** SELECTED PASSAGE follows **
Friday, February 12, 2010

10 February 2010 How much more can b...

10 February 2010 How much more can be physically heaped onto this dead body?

A stinking cold. A full fledged nasal and sinus invasion with all the accouterments. I am sniffling, sneezing, coughing, hacking and sometimes gagging! I hurt..my face hurts...my eyes hurt to look at anything and my fingers hurt to type and my brain hurts to think. It is fair to say I have caught and swallowed the hook line and sinker of the rhino virus. It is more than devastating to prioritize my aches and pains. Underneath the cold symptoms is my chest pains and I tab down the menu of pain du jour and say, I will have this one right now. Mostly because it is screaming the loudest!
** End of SELECTED PASSAGE **
- **INSTRUCTIONS**
A - Reproduce the blog entry about a cold word for word, from "A stinking cold." to "screaming the loudest!".
B - Decide whether each statement agrees with the blog entry about a cold. Answer yes or no and quote the words of the entry that settle it. (i) The writer's fingers hurt when typing. (ii) The writer mentions no coughing. (iii) The writer picks the chest pains because they are the quietest.
C - Extend the blog entry about a cold, starting after its final sentence.
The listing has no connection to the blog entry about a cold.
** PROVIDED MATERIAL follows **
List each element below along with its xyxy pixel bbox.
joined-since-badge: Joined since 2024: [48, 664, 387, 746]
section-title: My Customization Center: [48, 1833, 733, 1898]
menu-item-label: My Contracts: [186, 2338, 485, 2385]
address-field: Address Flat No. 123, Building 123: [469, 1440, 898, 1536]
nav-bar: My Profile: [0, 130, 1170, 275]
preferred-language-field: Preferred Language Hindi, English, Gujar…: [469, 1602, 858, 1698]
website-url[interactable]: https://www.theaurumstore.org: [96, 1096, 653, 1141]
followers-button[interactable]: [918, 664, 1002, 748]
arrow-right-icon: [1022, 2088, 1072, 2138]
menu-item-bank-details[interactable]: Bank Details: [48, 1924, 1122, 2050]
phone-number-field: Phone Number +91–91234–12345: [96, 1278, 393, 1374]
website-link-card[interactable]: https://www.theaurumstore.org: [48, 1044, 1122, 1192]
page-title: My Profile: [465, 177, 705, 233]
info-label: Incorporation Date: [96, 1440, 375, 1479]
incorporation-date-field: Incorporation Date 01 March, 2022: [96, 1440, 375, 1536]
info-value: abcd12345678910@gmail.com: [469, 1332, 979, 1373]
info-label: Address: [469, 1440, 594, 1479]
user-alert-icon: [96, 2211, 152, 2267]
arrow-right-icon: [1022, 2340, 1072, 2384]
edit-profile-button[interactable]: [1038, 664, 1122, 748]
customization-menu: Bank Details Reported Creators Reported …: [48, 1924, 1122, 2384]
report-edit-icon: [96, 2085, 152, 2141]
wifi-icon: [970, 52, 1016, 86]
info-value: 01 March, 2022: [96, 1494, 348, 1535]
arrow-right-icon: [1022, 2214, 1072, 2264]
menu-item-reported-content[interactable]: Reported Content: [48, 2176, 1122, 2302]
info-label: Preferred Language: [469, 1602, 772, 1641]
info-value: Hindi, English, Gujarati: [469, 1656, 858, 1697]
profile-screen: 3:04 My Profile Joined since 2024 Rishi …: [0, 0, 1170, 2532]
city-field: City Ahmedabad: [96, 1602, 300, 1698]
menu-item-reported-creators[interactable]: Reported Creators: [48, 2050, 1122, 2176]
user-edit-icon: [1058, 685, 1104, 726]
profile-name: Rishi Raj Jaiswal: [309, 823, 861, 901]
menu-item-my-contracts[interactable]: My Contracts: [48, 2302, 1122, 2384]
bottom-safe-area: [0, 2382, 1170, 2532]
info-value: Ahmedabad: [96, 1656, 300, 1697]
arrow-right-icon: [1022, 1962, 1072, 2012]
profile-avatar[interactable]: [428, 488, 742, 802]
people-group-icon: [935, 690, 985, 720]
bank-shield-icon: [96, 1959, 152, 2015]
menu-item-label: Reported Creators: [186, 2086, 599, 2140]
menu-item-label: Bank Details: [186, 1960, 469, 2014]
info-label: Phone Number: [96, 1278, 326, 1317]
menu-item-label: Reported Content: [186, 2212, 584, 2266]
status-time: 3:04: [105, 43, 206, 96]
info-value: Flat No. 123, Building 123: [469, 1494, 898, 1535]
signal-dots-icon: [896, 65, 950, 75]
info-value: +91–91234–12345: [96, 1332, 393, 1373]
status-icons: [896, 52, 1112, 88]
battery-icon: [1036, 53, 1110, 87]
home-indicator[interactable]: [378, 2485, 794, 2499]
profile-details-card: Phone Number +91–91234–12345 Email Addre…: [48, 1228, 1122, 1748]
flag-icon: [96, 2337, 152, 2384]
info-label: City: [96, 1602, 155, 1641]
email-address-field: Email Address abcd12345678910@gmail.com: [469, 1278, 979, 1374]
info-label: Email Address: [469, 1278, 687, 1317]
** End of PROVIDED MATERIAL **
- **ANSWERS FOR EACH ITEM**
A -
A stinking cold. A full fledged nasal and sinus invasion with all the accouterments. I am sniffling, sneezing, coughing, hacking and sometimes gagging! I hurt..my face hurts...my eyes hurt to look at anything and my fingers hurt to type and my brain hurts to think. It is fair to say I have caught and swallowed the hook line and sinker of the rhino virus. It is more than devastating to prioritize my aches and pains. Underneath the cold symptoms is my chest pains and I tab down the menu of pain du jour and say, I will have this one right now. Mostly because it is screaming the loudest!

B -
(i) Yes: "my fingers hurt to type"
(ii) No: "I am sniffling, sneezing, coughing, hacking and sometimes gagging!"
(iii) No: "Mostly because it is screaming the loudest!"

C -
Are there lessons? Well last Wednesday at a prayer meeting at our church, the Lord convicted me deeply on judgment. Have I been here before????? Everywhere I looked, I judged every face in my visual path. As usual, I cried at the hugeness of my sin and my gladness of moments of transformation. Sure enough, He had something to reveal and clean-up. I sort of wondered if this journey of meeting face-to-face with my God had some prerequisites with it. I realize the Blood cleanses me and presents me to God with unblemished purity, but I couldn't help wondering if this wasn't part of the journey. Maybe, because I desire so greatly to meet, He has changed me, so the discussions are holier, more potent, of significance and funner. I don't know, but this I do.

My pain has directed my path for years now and I have experienced life through a looking glass of level of pain. My physical being had found a means to supersede my spiritual. The small still voice of the Holy Spirit was muted by the pain that had a megaphone in my ear continually yelling at me. I unconsciously began to view all life and everything around me in darkness. I bore a negative perspective on people, situations, and life. It was all tainted and although I know He never left me, I left Him to focus on my unsuccessful pity party. I could not seem to elevate my eyes past the horizon.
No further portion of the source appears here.